Recorded data
▬▬▬▬▬▬▬▬▬▬
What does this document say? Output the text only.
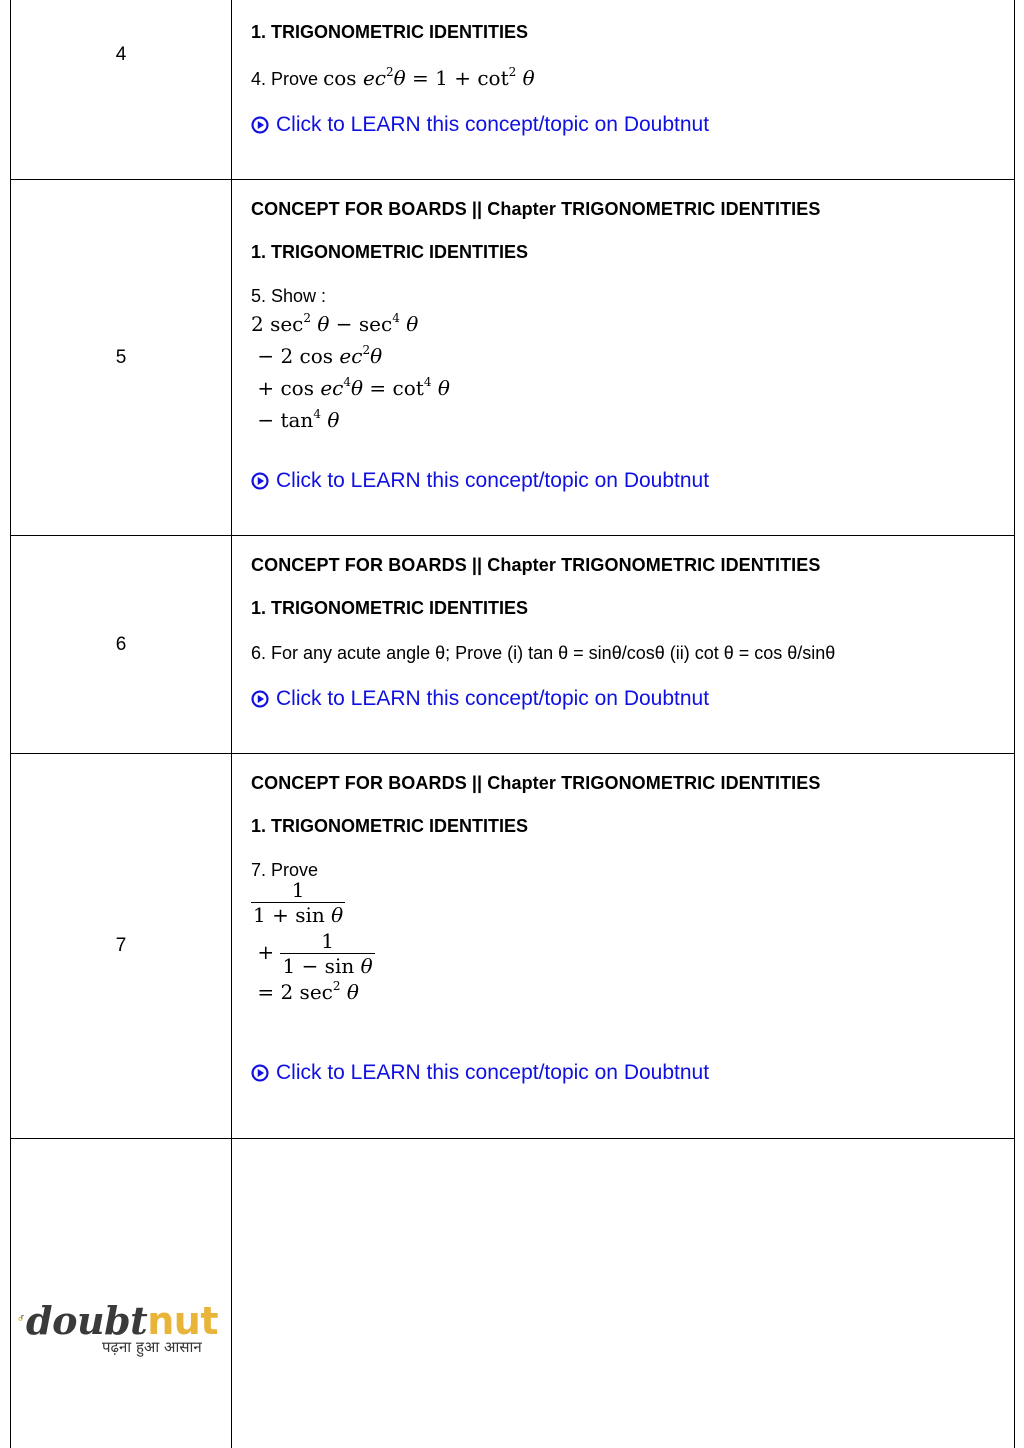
4
1. TRIGONOMETRIC IDENTITIES
4. Prove $\cos ec^2\theta = 1 + \cot^2 \theta$
Click to LEARN this concept/topic on Doubtnut
5
CONCEPT FOR BOARDS || Chapter TRIGONOMETRIC IDENTITIES
1. TRIGONOMETRIC IDENTITIES
5. Show :
2 $\sec^2 \theta - \sec^4 \theta$
− 2 $\cos ec^2\theta$
+ $\cos ec^4\theta = \cot^4 \theta$
− $\tan^4 \theta$
Click to LEARN this concept/topic on Doubtnut
6
CONCEPT FOR BOARDS || Chapter TRIGONOMETRIC IDENTITIES
1. TRIGONOMETRIC IDENTITIES
6. For any acute angle θ; Prove (i) tan θ = sinθ/cosθ (ii) cot θ = cos θ/sinθ
Click to LEARN this concept/topic on Doubtnut
7
CONCEPT FOR BOARDS || Chapter TRIGONOMETRIC IDENTITIES
1. TRIGONOMETRIC IDENTITIES
7. Prove
$\frac{1}{\text{1 + sin θ}}$
+ $\frac{1}{\text{1 − sin θ}}$
= 2 $\sec^2 \theta$
Click to LEARN this concept/topic on Doubtnut
doubt nut
पढ़ना हुआ आसान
▬▬▬▬▬▬▬▬▬▬
YOUR INSTRUCTIONS:
Reproduce the whole listing exactly, but not the images in it.

EXPECTED OUTPUT:
What does this document say? Output the text only.
4
1. TRIGONOMETRIC IDENTITIES
4. Prove $\cos ec^2\theta = 1 + \cot^2 \theta$
Click to LEARN this concept/topic on Doubtnut
5
CONCEPT FOR BOARDS || Chapter TRIGONOMETRIC IDENTITIES
1. TRIGONOMETRIC IDENTITIES
5. Show :
2 $\sec^2 \theta - \sec^4 \theta$
− 2 $\cos ec^2\theta$
+ $\cos ec^4\theta = \cot^4 \theta$
− $\tan^4 \theta$
Click to LEARN this concept/topic on Doubtnut
6
CONCEPT FOR BOARDS || Chapter TRIGONOMETRIC IDENTITIES
1. TRIGONOMETRIC IDENTITIES
6. For any acute angle θ; Prove (i) tan θ = sinθ/cosθ (ii) cot θ = cos θ/sinθ
Click to LEARN this concept/topic on Doubtnut
7
CONCEPT FOR BOARDS || Chapter TRIGONOMETRIC IDENTITIES
1. TRIGONOMETRIC IDENTITIES
7. Prove
$\frac{1}{\text{1 + sin θ}}$
+ $\frac{1}{\text{1 − sin θ}}$
= 2 $\sec^2 \theta$
Click to LEARN this concept/topic on Doubtnut
doubt nut
पढ़ना हुआ आसान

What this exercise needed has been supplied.